• _To do_
Transcribe the records below exactly.

• _Dataset records_
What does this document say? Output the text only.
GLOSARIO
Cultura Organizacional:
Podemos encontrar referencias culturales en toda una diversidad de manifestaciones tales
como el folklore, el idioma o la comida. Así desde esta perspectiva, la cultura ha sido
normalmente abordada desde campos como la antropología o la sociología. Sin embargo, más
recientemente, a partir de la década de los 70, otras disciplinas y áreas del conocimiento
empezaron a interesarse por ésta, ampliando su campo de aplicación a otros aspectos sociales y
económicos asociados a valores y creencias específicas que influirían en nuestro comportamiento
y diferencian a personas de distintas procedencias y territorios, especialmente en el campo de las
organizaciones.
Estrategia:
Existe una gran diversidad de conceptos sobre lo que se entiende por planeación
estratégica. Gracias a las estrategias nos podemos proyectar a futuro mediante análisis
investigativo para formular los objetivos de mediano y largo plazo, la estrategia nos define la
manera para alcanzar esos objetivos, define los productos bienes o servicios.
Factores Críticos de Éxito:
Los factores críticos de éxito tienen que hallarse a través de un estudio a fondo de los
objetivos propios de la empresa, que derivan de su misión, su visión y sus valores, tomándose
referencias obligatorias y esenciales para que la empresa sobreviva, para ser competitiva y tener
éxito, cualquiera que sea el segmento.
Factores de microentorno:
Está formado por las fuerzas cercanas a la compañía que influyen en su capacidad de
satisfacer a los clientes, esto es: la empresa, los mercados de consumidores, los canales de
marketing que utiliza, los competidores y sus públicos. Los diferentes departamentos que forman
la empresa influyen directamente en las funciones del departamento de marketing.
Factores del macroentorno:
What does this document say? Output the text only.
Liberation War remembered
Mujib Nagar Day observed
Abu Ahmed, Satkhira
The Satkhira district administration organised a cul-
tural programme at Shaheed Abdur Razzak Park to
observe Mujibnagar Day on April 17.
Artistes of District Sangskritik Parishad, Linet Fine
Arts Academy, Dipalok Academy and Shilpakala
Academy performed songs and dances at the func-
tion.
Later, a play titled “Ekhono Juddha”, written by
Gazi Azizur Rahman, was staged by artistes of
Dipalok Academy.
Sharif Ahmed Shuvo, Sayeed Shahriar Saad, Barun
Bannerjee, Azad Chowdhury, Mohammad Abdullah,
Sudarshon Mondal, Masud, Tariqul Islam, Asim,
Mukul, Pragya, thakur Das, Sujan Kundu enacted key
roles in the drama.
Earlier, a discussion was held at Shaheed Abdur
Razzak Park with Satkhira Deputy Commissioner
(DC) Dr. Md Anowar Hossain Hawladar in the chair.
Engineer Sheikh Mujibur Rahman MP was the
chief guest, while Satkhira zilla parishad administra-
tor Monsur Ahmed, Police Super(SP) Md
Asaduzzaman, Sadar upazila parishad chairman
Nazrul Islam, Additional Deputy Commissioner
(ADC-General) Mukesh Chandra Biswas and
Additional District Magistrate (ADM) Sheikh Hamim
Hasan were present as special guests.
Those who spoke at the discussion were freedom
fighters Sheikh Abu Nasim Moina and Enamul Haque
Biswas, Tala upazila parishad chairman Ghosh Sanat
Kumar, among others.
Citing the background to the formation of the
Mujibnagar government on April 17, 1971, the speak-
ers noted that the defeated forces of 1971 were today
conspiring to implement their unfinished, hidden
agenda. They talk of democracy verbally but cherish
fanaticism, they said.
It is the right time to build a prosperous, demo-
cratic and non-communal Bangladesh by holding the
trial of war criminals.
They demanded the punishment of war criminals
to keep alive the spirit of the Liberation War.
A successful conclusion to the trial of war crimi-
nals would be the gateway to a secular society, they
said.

• _Result below_
What does this document say? Output the text only.
GLOSARIO
Cultura Organizacional:
Podemos encontrar referencias culturales en toda una diversidad de manifestaciones tales
como el folklore, el idioma o la comida. Así desde esta perspectiva, la cultura ha sido
normalmente abordada desde campos como la antropología o la sociología. Sin embargo, más
recientemente, a partir de la década de los 70, otras disciplinas y áreas del conocimiento
empezaron a interesarse por ésta, ampliando su campo de aplicación a otros aspectos sociales y
económicos asociados a valores y creencias específicas que influirían en nuestro comportamiento
y diferencian a personas de distintas procedencias y territorios, especialmente en el campo de las
organizaciones.
Estrategia:
Existe una gran diversidad de conceptos sobre lo que se entiende por planeación
estratégica. Gracias a las estrategias nos podemos proyectar a futuro mediante análisis
investigativo para formular los objetivos de mediano y largo plazo, la estrategia nos define la
manera para alcanzar esos objetivos, define los productos bienes o servicios.
Factores Críticos de Éxito:
Los factores críticos de éxito tienen que hallarse a través de un estudio a fondo de los
objetivos propios de la empresa, que derivan de su misión, su visión y sus valores, tomándose
referencias obligatorias y esenciales para que la empresa sobreviva, para ser competitiva y tener
éxito, cualquiera que sea el segmento.
Factores de microentorno:
Está formado por las fuerzas cercanas a la compañía que influyen en su capacidad de
satisfacer a los clientes, esto es: la empresa, los mercados de consumidores, los canales de
marketing que utiliza, los competidores y sus públicos. Los diferentes departamentos que forman
la empresa influyen directamente en las funciones del departamento de marketing.
Factores del macroentorno:
What does this document say? Output the text only.
Liberation War remembered
Mujib Nagar Day observed
Abu Ahmed, Satkhira
The Satkhira district administration organised a cul-
tural programme at Shaheed Abdur Razzak Park to
observe Mujibnagar Day on April 17.
Artistes of District Sangskritik Parishad, Linet Fine
Arts Academy, Dipalok Academy and Shilpakala
Academy performed songs and dances at the func-
tion.
Later, a play titled “Ekhono Juddha”, written by
Gazi Azizur Rahman, was staged by artistes of
Dipalok Academy.
Sharif Ahmed Shuvo, Sayeed Shahriar Saad, Barun
Bannerjee, Azad Chowdhury, Mohammad Abdullah,
Sudarshon Mondal, Masud, Tariqul Islam, Asim,
Mukul, Pragya, thakur Das, Sujan Kundu enacted key
roles in the drama.
Earlier, a discussion was held at Shaheed Abdur
Razzak Park with Satkhira Deputy Commissioner
(DC) Dr. Md Anowar Hossain Hawladar in the chair.
Engineer Sheikh Mujibur Rahman MP was the
chief guest, while Satkhira zilla parishad administra-
tor Monsur Ahmed, Police Super(SP) Md
Asaduzzaman, Sadar upazila parishad chairman
Nazrul Islam, Additional Deputy Commissioner
(ADC-General) Mukesh Chandra Biswas and
Additional District Magistrate (ADM) Sheikh Hamim
Hasan were present as special guests.
Those who spoke at the discussion were freedom
fighters Sheikh Abu Nasim Moina and Enamul Haque
Biswas, Tala upazila parishad chairman Ghosh Sanat
Kumar, among others.
Citing the background to the formation of the
Mujibnagar government on April 17, 1971, the speak-
ers noted that the defeated forces of 1971 were today
conspiring to implement their unfinished, hidden
agenda. They talk of democracy verbally but cherish
fanaticism, they said.
It is the right time to build a prosperous, demo-
cratic and non-communal Bangladesh by holding the
trial of war criminals.
They demanded the punishment of war criminals
to keep alive the spirit of the Liberation War.
A successful conclusion to the trial of war crimi-
nals would be the gateway to a secular society, they
said.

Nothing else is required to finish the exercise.